Exercise goal >>
Extract the lines from the records, copying them without change, starting with the line containing "month-select[interactable] [450, 423, 491, 434]" and going on through the line containing "mail-button[interactable]: ✉ [273, 41, 279, 49]". Include both of those lines and nothing else.

Data supplied >>
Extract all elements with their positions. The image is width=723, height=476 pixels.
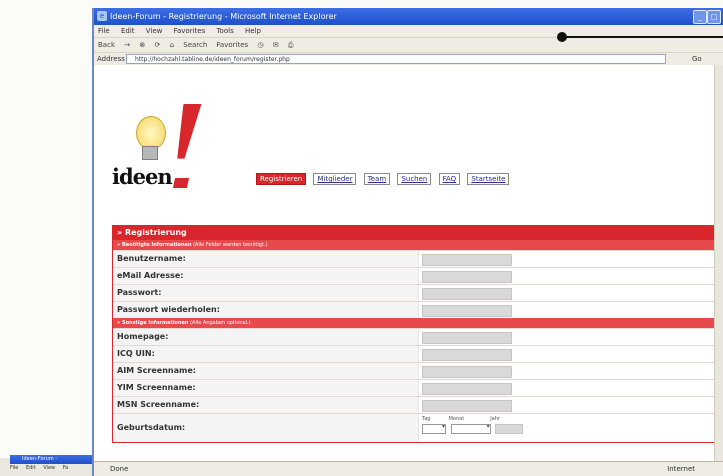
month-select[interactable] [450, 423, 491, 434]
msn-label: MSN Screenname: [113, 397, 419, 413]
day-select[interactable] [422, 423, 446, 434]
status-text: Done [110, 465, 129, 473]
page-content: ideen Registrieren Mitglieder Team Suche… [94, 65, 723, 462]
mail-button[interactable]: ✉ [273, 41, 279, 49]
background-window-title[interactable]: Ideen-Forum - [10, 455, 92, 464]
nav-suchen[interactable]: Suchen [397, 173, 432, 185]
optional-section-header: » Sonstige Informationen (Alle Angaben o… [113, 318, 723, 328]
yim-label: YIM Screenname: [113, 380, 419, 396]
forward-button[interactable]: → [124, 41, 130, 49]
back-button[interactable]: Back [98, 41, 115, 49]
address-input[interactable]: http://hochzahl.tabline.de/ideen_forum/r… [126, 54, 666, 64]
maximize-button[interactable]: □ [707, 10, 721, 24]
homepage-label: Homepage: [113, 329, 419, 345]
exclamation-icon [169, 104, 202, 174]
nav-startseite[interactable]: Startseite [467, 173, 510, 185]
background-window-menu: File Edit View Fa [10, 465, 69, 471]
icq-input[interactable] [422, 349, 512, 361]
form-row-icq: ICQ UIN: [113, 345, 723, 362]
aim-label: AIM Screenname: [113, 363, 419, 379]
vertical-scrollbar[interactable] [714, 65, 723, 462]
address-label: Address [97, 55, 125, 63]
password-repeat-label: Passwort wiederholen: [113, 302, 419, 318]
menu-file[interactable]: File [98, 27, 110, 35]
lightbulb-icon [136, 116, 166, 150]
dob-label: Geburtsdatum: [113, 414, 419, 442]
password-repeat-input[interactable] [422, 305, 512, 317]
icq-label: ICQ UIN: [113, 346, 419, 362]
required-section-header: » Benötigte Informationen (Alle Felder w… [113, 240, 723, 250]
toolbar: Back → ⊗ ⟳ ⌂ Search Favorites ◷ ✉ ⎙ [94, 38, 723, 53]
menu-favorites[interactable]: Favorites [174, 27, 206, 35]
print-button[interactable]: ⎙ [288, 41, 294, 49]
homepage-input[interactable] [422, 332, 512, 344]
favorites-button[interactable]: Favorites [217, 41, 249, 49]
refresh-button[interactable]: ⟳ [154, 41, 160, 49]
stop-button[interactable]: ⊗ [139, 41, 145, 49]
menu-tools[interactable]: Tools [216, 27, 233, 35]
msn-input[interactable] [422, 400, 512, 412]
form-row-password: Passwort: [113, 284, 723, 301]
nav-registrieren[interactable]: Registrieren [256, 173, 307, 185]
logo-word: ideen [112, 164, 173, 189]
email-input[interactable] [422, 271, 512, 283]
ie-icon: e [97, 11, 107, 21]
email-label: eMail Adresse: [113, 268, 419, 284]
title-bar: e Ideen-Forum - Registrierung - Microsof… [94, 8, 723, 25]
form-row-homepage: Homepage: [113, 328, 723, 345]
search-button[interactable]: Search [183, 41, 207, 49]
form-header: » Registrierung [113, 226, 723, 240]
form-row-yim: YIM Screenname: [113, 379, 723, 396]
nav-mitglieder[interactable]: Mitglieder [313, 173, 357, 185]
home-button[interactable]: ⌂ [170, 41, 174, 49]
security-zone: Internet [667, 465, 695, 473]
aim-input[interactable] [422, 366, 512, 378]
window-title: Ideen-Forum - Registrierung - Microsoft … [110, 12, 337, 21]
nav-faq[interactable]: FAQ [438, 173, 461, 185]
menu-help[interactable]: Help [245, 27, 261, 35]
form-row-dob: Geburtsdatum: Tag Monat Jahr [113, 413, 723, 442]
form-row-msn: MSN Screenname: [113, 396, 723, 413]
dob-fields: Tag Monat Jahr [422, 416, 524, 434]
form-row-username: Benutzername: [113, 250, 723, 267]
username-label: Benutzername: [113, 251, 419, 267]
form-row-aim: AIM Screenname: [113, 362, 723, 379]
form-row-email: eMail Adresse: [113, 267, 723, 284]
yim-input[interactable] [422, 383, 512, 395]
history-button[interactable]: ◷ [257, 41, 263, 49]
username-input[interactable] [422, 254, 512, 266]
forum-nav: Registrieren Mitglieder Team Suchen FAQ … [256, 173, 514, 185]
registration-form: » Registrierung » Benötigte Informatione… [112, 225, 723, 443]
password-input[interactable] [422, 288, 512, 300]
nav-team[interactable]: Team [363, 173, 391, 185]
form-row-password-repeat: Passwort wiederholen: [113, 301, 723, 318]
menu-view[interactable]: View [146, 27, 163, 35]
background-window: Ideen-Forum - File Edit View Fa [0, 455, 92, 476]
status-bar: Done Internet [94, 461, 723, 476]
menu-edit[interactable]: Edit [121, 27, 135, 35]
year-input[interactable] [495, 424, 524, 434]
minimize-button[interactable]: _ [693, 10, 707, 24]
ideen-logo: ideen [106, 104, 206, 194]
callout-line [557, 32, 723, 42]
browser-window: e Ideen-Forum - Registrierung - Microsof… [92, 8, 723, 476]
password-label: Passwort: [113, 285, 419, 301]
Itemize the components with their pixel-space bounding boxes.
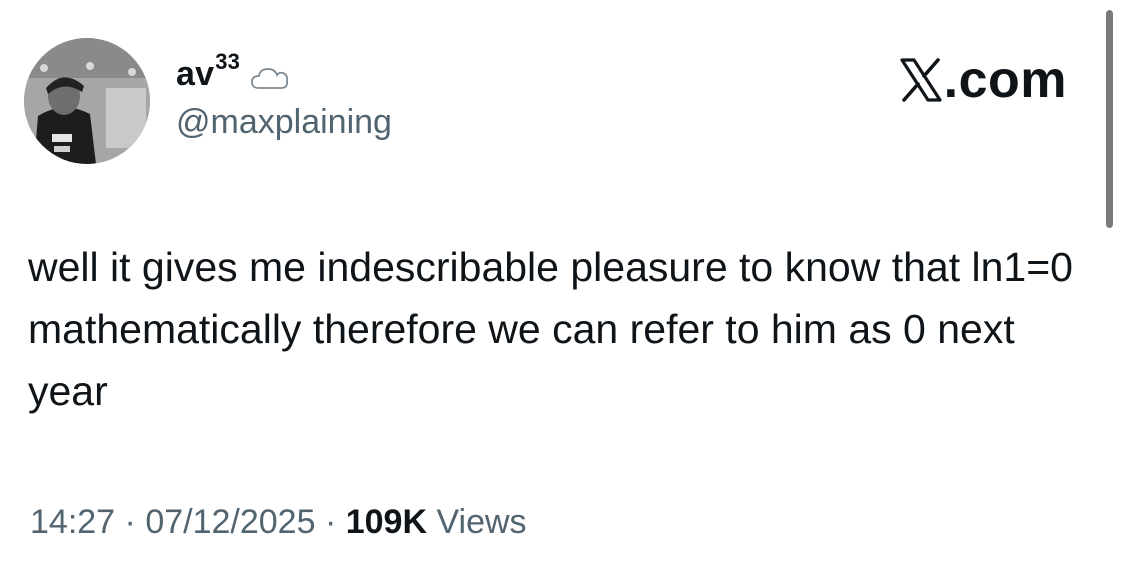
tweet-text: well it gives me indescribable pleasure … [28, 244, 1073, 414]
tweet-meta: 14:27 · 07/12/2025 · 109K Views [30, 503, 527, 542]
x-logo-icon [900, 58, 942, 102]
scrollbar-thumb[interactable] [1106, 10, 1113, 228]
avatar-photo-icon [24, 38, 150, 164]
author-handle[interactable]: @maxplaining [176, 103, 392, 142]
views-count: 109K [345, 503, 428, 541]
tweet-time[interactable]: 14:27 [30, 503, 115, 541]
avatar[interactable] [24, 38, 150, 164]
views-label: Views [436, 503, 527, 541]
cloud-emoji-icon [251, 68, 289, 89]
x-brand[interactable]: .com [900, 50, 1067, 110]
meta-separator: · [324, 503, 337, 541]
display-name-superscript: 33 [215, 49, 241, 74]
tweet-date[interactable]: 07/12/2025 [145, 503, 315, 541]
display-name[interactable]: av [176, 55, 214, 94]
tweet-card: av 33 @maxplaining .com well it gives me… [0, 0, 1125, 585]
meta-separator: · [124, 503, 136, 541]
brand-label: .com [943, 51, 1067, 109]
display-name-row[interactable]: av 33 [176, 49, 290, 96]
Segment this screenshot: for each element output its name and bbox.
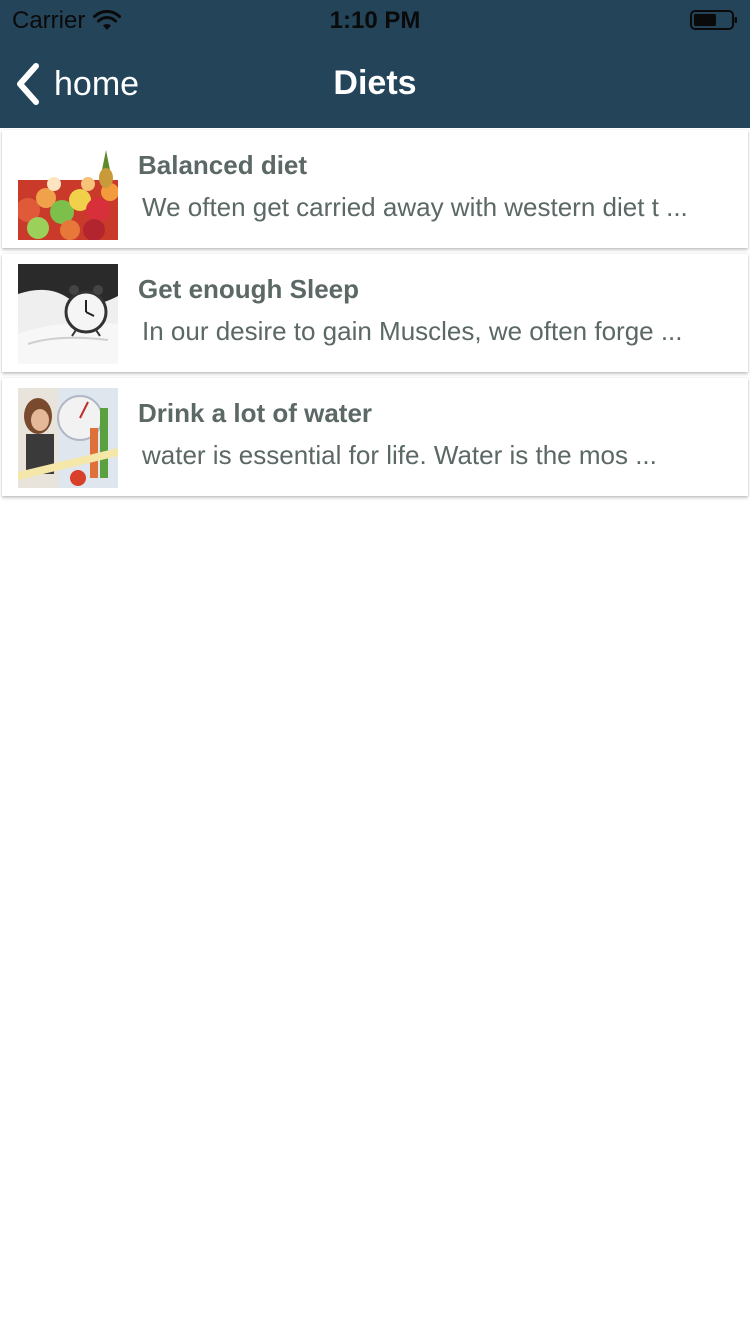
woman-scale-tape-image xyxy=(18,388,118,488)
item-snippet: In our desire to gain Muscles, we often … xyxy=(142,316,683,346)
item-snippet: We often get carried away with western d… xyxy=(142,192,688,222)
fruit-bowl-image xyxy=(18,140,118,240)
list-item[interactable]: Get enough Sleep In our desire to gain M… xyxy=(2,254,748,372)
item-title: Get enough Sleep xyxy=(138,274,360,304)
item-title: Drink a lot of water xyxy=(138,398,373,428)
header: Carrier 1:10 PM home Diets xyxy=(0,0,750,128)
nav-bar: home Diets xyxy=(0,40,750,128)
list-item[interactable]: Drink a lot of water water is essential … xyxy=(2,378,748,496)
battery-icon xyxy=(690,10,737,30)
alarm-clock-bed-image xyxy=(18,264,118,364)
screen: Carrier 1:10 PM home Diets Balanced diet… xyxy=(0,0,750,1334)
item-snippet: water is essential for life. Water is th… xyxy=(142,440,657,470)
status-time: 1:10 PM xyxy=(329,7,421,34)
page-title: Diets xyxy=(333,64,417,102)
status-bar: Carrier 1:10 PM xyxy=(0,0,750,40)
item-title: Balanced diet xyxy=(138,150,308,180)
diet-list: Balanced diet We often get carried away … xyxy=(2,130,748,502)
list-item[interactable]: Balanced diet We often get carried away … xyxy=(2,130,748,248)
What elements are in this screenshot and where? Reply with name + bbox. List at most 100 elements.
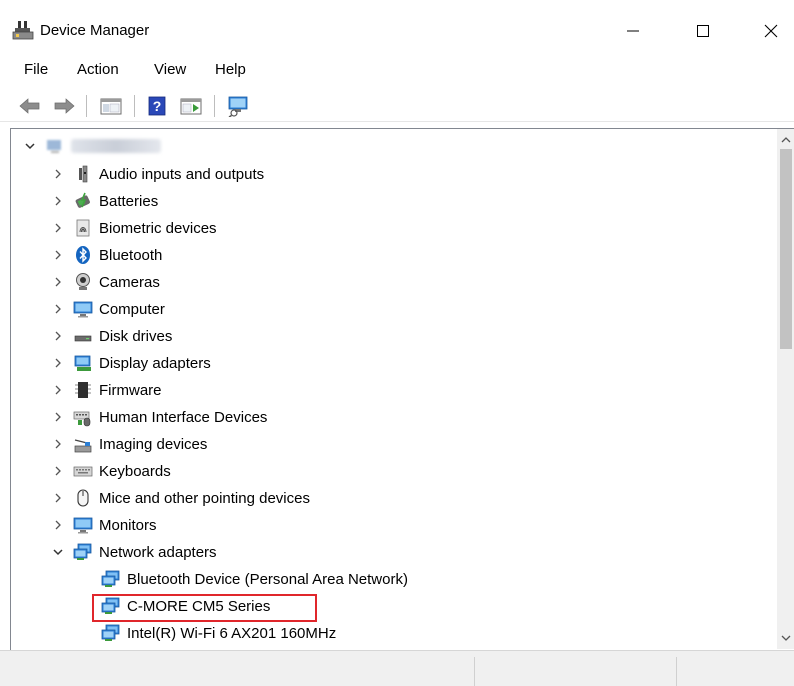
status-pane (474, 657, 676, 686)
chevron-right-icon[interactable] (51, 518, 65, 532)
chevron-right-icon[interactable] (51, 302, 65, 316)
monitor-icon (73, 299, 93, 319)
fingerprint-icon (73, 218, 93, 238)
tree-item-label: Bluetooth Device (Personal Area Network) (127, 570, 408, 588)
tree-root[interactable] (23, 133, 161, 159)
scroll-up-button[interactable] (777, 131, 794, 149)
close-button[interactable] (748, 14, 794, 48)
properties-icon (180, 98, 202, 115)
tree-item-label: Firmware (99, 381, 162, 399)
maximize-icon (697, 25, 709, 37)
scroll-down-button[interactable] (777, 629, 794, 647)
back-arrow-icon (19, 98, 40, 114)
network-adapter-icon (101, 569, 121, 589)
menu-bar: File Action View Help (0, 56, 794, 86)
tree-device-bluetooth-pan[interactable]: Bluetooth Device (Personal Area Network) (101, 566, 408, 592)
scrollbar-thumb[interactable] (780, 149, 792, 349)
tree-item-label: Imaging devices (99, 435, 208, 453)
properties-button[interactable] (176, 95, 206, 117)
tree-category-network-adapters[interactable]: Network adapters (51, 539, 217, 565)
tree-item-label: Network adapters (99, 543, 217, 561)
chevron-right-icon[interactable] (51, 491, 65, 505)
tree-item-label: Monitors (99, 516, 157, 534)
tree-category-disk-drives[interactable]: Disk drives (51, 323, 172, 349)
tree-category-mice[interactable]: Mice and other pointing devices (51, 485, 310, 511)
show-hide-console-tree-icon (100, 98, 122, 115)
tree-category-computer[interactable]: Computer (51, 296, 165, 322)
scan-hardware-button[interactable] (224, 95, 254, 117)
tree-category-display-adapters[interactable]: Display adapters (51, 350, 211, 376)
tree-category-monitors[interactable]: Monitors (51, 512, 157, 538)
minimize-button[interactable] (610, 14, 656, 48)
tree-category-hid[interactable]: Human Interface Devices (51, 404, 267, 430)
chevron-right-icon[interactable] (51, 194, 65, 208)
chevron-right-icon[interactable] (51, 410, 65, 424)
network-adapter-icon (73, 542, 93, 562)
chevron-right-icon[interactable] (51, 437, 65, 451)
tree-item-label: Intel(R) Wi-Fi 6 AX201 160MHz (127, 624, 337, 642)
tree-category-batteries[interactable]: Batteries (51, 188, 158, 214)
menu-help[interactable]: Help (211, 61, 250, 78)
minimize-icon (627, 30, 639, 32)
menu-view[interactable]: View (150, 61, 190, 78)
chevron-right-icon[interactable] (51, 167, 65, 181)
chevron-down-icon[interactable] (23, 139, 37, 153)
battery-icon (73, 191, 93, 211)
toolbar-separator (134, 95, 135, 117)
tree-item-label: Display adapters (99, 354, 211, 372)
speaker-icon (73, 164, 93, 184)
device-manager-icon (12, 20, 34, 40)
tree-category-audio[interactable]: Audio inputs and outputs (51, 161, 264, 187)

Task answer >>
month-select[interactable] [450, 423, 491, 434]
msn-label: MSN Screenname: [113, 397, 419, 413]
day-select[interactable] [422, 423, 446, 434]
status-text: Done [110, 465, 129, 473]
page-content: ideen Registrieren Mitglieder Team Suche… [94, 65, 723, 462]
mail-button[interactable]: ✉ [273, 41, 279, 49]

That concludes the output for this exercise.